Render the following material again verbatim, leaving nothing out.
- - - -
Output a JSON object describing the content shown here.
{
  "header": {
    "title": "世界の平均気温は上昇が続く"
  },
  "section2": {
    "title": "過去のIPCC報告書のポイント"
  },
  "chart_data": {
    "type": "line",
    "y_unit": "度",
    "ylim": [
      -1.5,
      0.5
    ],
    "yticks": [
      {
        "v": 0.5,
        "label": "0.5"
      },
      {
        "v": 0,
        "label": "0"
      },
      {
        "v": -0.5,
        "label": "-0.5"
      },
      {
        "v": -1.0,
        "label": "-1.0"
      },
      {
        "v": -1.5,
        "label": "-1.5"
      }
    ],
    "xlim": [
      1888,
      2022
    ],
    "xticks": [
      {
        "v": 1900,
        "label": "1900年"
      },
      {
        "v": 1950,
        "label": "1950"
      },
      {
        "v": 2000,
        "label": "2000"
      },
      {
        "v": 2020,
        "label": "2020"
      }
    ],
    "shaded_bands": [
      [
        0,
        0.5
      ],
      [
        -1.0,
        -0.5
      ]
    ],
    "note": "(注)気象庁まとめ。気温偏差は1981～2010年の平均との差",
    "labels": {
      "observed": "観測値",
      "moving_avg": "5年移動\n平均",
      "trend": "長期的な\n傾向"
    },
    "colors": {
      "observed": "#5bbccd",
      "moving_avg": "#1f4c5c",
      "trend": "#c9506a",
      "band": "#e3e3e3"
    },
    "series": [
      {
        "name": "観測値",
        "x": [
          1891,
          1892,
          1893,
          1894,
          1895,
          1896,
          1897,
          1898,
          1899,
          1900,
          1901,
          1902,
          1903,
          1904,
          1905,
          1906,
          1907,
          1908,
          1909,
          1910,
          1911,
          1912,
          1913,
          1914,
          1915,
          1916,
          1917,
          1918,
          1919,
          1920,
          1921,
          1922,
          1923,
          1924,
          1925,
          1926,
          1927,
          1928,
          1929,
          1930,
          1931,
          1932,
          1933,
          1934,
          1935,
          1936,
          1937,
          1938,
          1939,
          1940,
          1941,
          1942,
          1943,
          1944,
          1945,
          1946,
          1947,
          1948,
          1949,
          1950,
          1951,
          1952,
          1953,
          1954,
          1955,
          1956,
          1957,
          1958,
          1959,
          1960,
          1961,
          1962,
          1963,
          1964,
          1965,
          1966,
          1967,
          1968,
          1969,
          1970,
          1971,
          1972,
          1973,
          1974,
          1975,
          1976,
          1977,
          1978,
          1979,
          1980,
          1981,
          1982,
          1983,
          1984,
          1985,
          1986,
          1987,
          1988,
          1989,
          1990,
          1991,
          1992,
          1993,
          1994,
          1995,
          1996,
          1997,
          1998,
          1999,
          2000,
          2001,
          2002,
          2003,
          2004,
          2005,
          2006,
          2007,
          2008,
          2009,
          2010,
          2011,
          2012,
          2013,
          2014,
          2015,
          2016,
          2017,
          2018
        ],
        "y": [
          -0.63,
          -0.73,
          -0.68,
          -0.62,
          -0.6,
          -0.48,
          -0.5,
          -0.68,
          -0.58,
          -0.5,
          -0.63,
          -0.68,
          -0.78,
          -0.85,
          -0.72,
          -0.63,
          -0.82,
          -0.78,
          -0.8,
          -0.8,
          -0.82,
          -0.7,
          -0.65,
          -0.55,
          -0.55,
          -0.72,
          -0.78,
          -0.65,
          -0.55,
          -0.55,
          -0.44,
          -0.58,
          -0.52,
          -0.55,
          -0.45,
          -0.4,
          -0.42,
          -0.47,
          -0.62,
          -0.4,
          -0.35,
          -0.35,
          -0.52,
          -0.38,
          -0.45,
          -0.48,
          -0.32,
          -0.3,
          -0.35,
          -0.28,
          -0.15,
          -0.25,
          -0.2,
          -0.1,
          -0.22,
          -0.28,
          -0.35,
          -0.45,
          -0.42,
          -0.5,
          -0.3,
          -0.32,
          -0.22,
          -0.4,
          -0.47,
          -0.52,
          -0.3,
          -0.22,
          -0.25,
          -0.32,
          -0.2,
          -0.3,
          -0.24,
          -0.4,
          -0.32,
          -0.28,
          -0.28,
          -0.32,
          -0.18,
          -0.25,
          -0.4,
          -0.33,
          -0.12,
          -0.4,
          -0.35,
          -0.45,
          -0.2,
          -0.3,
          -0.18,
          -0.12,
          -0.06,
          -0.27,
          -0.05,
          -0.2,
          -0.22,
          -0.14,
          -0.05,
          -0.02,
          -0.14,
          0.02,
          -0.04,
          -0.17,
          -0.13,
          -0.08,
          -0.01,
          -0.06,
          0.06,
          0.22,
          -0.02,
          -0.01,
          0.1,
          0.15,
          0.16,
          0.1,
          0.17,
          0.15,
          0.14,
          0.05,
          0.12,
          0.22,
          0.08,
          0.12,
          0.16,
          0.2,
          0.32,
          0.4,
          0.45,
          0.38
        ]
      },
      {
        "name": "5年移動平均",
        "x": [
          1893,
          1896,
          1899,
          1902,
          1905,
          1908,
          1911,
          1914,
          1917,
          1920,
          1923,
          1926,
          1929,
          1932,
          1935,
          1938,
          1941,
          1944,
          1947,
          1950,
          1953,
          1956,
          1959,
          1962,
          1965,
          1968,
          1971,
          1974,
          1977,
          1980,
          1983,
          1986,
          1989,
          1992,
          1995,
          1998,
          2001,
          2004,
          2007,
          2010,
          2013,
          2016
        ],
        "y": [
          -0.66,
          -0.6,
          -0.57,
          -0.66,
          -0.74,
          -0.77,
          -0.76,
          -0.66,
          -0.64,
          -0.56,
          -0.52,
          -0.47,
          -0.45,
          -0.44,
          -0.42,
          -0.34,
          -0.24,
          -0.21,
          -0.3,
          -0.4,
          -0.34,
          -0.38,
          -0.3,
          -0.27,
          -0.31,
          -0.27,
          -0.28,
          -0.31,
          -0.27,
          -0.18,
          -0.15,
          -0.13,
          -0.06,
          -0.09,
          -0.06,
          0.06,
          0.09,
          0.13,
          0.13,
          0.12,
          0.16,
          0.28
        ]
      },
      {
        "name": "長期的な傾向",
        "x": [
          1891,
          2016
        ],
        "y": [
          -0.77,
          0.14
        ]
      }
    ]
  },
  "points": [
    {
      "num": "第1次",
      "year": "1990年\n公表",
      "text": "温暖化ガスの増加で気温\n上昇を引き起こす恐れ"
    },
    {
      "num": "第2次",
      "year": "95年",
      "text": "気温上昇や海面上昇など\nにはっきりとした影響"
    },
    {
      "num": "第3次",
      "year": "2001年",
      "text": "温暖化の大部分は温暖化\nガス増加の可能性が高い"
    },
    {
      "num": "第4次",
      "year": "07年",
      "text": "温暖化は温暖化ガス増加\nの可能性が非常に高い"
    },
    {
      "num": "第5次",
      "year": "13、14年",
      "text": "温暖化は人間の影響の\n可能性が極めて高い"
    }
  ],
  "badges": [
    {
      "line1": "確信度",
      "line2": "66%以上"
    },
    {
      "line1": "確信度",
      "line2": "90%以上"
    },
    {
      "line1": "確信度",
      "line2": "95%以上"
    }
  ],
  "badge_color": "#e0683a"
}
- - - -
## [Task output]
Output a JSON object describing the content shown here.
{
  "header": {
    "title": "世界の平均気温は上昇が続く"
  },
  "section2": {
    "title": "過去のIPCC報告書のポイント"
  },
  "chart_data": {
    "type": "line",
    "y_unit": "度",
    "ylim": [
      -1.5,
      0.5
    ],
    "yticks": [
      {
        "v": 0.5,
        "label": "0.5"
      },
      {
        "v": 0,
        "label": "0"
      },
      {
        "v": -0.5,
        "label": "-0.5"
      },
      {
        "v": -1.0,
        "label": "-1.0"
      },
      {
        "v": -1.5,
        "label": "-1.5"
      }
    ],
    "xlim": [
      1888,
      2022
    ],
    "xticks": [
      {
        "v": 1900,
        "label": "1900年"
      },
      {
        "v": 1950,
        "label": "1950"
      },
      {
        "v": 2000,
        "label": "2000"
      },
      {
        "v": 2020,
        "label": "2020"
      }
    ],
    "shaded_bands": [
      [
        0,
        0.5
      ],
      [
        -1.0,
        -0.5
      ]
    ],
    "note": "(注)気象庁まとめ。気温偏差は1981～2010年の平均との差",
    "labels": {
      "observed": "観測値",
      "moving_avg": "5年移動\n平均",
      "trend": "長期的な\n傾向"
    },
    "colors": {
      "observed": "#5bbccd",
      "moving_avg": "#1f4c5c",
      "trend": "#c9506a",
      "band": "#e3e3e3"
    },
    "series": [
      {
        "name": "観測値",
        "x": [
          1891,
          1892,
          1893,
          1894,
          1895,
          1896,
          1897,
          1898,
          1899,
          1900,
          1901,
          1902,
          1903,
          1904,
          1905,
          1906,
          1907,
          1908,
          1909,
          1910,
          1911,
          1912,
          1913,
          1914,
          1915,
          1916,
          1917,
          1918,
          1919,
          1920,
          1921,
          1922,
          1923,
          1924,
          1925,
          1926,
          1927,
          1928,
          1929,
          1930,
          1931,
          1932,
          1933,
          1934,
          1935,
          1936,
          1937,
          1938,
          1939,
          1940,
          1941,
          1942,
          1943,
          1944,
          1945,
          1946,
          1947,
          1948,
          1949,
          1950,
          1951,
          1952,
          1953,
          1954,
          1955,
          1956,
          1957,
          1958,
          1959,
          1960,
          1961,
          1962,
          1963,
          1964,
          1965,
          1966,
          1967,
          1968,
          1969,
          1970,
          1971,
          1972,
          1973,
          1974,
          1975,
          1976,
          1977,
          1978,
          1979,
          1980,
          1981,
          1982,
          1983,
          1984,
          1985,
          1986,
          1987,
          1988,
          1989,
          1990,
          1991,
          1992,
          1993,
          1994,
          1995,
          1996,
          1997,
          1998,
          1999,
          2000,
          2001,
          2002,
          2003,
          2004,
          2005,
          2006,
          2007,
          2008,
          2009,
          2010,
          2011,
          2012,
          2013,
          2014,
          2015,
          2016,
          2017,
          2018
        ],
        "y": [
          -0.63,
          -0.73,
          -0.68,
          -0.62,
          -0.6,
          -0.48,
          -0.5,
          -0.68,
          -0.58,
          -0.5,
          -0.63,
          -0.68,
          -0.78,
          -0.85,
          -0.72,
          -0.63,
          -0.82,
          -0.78,
          -0.8,
          -0.8,
          -0.82,
          -0.7,
          -0.65,
          -0.55,
          -0.55,
          -0.72,
          -0.78,
          -0.65,
          -0.55,
          -0.55,
          -0.44,
          -0.58,
          -0.52,
          -0.55,
          -0.45,
          -0.4,
          -0.42,
          -0.47,
          -0.62,
          -0.4,
          -0.35,
          -0.35,
          -0.52,
          -0.38,
          -0.45,
          -0.48,
          -0.32,
          -0.3,
          -0.35,
          -0.28,
          -0.15,
          -0.25,
          -0.2,
          -0.1,
          -0.22,
          -0.28,
          -0.35,
          -0.45,
          -0.42,
          -0.5,
          -0.3,
          -0.32,
          -0.22,
          -0.4,
          -0.47,
          -0.52,
          -0.3,
          -0.22,
          -0.25,
          -0.32,
          -0.2,
          -0.3,
          -0.24,
          -0.4,
          -0.32,
          -0.28,
          -0.28,
          -0.32,
          -0.18,
          -0.25,
          -0.4,
          -0.33,
          -0.12,
          -0.4,
          -0.35,
          -0.45,
          -0.2,
          -0.3,
          -0.18,
          -0.12,
          -0.06,
          -0.27,
          -0.05,
          -0.2,
          -0.22,
          -0.14,
          -0.05,
          -0.02,
          -0.14,
          0.02,
          -0.04,
          -0.17,
          -0.13,
          -0.08,
          -0.01,
          -0.06,
          0.06,
          0.22,
          -0.02,
          -0.01,
          0.1,
          0.15,
          0.16,
          0.1,
          0.17,
          0.15,
          0.14,
          0.05,
          0.12,
          0.22,
          0.08,
          0.12,
          0.16,
          0.2,
          0.32,
          0.4,
          0.45,
          0.38
        ]
      },
      {
        "name": "5年移動平均",
        "x": [
          1893,
          1896,
          1899,
          1902,
          1905,
          1908,
          1911,
          1914,
          1917,
          1920,
          1923,
          1926,
          1929,
          1932,
          1935,
          1938,
          1941,
          1944,
          1947,
          1950,
          1953,
          1956,
          1959,
          1962,
          1965,
          1968,
          1971,
          1974,
          1977,
          1980,
          1983,
          1986,
          1989,
          1992,
          1995,
          1998,
          2001,
          2004,
          2007,
          2010,
          2013,
          2016
        ],
        "y": [
          -0.66,
          -0.6,
          -0.57,
          -0.66,
          -0.74,
          -0.77,
          -0.76,
          -0.66,
          -0.64,
          -0.56,
          -0.52,
          -0.47,
          -0.45,
          -0.44,
          -0.42,
          -0.34,
          -0.24,
          -0.21,
          -0.3,
          -0.4,
          -0.34,
          -0.38,
          -0.3,
          -0.27,
          -0.31,
          -0.27,
          -0.28,
          -0.31,
          -0.27,
          -0.18,
          -0.15,
          -0.13,
          -0.06,
          -0.09,
          -0.06,
          0.06,
          0.09,
          0.13,
          0.13,
          0.12,
          0.16,
          0.28
        ]
      },
      {
        "name": "長期的な傾向",
        "x": [
          1891,
          2016
        ],
        "y": [
          -0.77,
          0.14
        ]
      }
    ]
  },
  "points": [
    {
      "num": "第1次",
      "year": "1990年\n公表",
      "text": "温暖化ガスの増加で気温\n上昇を引き起こす恐れ"
    },
    {
      "num": "第2次",
      "year": "95年",
      "text": "気温上昇や海面上昇など\nにはっきりとした影響"
    },
    {
      "num": "第3次",
      "year": "2001年",
      "text": "温暖化の大部分は温暖化\nガス増加の可能性が高い"
    },
    {
      "num": "第4次",
      "year": "07年",
      "text": "温暖化は温暖化ガス増加\nの可能性が非常に高い"
    },
    {
      "num": "第5次",
      "year": "13、14年",
      "text": "温暖化は人間の影響の\n可能性が極めて高い"
    }
  ],
  "badges": [
    {
      "line1": "確信度",
      "line2": "66%以上"
    },
    {
      "line1": "確信度",
      "line2": "90%以上"
    },
    {
      "line1": "確信度",
      "line2": "95%以上"
    }
  ],
  "badge_color": "#e0683a"
}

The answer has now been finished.